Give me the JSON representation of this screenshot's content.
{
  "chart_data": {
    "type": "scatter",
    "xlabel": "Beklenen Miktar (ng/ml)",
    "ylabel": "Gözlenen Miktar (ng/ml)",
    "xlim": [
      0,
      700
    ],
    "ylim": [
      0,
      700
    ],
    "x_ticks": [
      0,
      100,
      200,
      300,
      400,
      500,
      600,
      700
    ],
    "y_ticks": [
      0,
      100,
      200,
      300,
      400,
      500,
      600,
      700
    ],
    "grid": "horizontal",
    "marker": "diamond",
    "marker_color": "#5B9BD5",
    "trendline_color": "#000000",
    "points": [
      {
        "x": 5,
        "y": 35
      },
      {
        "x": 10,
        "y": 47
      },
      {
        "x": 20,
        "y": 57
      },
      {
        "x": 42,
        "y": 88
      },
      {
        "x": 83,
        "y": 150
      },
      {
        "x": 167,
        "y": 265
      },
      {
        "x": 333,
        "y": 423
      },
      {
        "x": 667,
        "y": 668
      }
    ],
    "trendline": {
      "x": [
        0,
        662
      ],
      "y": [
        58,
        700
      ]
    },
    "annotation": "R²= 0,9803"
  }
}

== == ==

WHAT IS BEING ASKED:
Which lines contain "Miktar"? Copy each of them out.

FULL ANSWER:
    "xlabel": "Beklenen Miktar (ng/ml)",
    "ylabel": "Gözlenen Miktar (ng/ml)",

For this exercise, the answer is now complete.